▶ WHAT IS BEING ASKED: Write the material out again, line by line, exactly as it is.
**********
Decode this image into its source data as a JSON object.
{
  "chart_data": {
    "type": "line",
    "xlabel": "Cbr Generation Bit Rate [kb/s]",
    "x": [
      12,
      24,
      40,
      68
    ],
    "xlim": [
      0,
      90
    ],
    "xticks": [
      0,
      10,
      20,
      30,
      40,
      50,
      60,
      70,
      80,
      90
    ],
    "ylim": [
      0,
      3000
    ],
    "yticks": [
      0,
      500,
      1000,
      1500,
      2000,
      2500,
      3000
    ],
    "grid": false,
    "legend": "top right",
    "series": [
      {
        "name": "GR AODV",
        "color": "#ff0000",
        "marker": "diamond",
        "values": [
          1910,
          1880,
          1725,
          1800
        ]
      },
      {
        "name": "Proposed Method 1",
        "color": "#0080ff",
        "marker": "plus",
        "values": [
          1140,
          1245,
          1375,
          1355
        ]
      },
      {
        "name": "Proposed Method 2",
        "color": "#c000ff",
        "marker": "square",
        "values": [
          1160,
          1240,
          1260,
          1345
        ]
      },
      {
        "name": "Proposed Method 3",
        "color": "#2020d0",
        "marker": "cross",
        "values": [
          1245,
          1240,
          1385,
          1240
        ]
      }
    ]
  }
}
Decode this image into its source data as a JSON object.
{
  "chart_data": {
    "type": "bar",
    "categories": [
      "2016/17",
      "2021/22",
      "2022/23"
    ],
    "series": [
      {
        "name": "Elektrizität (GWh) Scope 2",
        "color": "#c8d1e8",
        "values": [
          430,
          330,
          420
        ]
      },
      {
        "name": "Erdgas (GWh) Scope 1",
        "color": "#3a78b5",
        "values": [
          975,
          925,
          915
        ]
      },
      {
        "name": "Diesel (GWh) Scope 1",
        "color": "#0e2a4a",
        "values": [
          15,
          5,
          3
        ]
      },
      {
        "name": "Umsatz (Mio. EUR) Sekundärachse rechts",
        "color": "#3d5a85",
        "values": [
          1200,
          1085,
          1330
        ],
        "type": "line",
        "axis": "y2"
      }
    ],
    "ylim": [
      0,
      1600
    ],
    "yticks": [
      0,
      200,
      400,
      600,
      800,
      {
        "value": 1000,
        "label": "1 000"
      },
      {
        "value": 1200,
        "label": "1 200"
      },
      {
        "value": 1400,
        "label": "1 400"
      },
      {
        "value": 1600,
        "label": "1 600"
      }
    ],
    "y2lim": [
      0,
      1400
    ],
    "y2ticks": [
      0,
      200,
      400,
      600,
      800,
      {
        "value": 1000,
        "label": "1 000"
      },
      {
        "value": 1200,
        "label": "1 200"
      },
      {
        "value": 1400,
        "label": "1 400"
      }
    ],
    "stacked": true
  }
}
**********
▶ TASK ANSWER:
Decode this image into its source data as a JSON object.
{
  "chart_data": {
    "type": "line",
    "xlabel": "Cbr Generation Bit Rate [kb/s]",
    "x": [
      12,
      24,
      40,
      68
    ],
    "xlim": [
      0,
      90
    ],
    "xticks": [
      0,
      10,
      20,
      30,
      40,
      50,
      60,
      70,
      80,
      90
    ],
    "ylim": [
      0,
      3000
    ],
    "yticks": [
      0,
      500,
      1000,
      1500,
      2000,
      2500,
      3000
    ],
    "grid": false,
    "legend": "top right",
    "series": [
      {
        "name": "GR AODV",
        "color": "#ff0000",
        "marker": "diamond",
        "values": [
          1910,
          1880,
          1725,
          1800
        ]
      },
      {
        "name": "Proposed Method 1",
        "color": "#0080ff",
        "marker": "plus",
        "values": [
          1140,
          1245,
          1375,
          1355
        ]
      },
      {
        "name": "Proposed Method 2",
        "color": "#c000ff",
        "marker": "square",
        "values": [
          1160,
          1240,
          1260,
          1345
        ]
      },
      {
        "name": "Proposed Method 3",
        "color": "#2020d0",
        "marker": "cross",
        "values": [
          1245,
          1240,
          1385,
          1240
        ]
      }
    ]
  }
}
Decode this image into its source data as a JSON object.
{
  "chart_data": {
    "type": "bar",
    "categories": [
      "2016/17",
      "2021/22",
      "2022/23"
    ],
    "series": [
      {
        "name": "Elektrizität (GWh) Scope 2",
        "color": "#c8d1e8",
        "values": [
          430,
          330,
          420
        ]
      },
      {
        "name": "Erdgas (GWh) Scope 1",
        "color": "#3a78b5",
        "values": [
          975,
          925,
          915
        ]
      },
      {
        "name": "Diesel (GWh) Scope 1",
        "color": "#0e2a4a",
        "values": [
          15,
          5,
          3
        ]
      },
      {
        "name": "Umsatz (Mio. EUR) Sekundärachse rechts",
        "color": "#3d5a85",
        "values": [
          1200,
          1085,
          1330
        ],
        "type": "line",
        "axis": "y2"
      }
    ],
    "ylim": [
      0,
      1600
    ],
    "yticks": [
      0,
      200,
      400,
      600,
      800,
      {
        "value": 1000,
        "label": "1 000"
      },
      {
        "value": 1200,
        "label": "1 200"
      },
      {
        "value": 1400,
        "label": "1 400"
      },
      {
        "value": 1600,
        "label": "1 600"
      }
    ],
    "y2lim": [
      0,
      1400
    ],
    "y2ticks": [
      0,
      200,
      400,
      600,
      800,
      {
        "value": 1000,
        "label": "1 000"
      },
      {
        "value": 1200,
        "label": "1 200"
      },
      {
        "value": 1400,
        "label": "1 400"
      }
    ],
    "stacked": true
  }
}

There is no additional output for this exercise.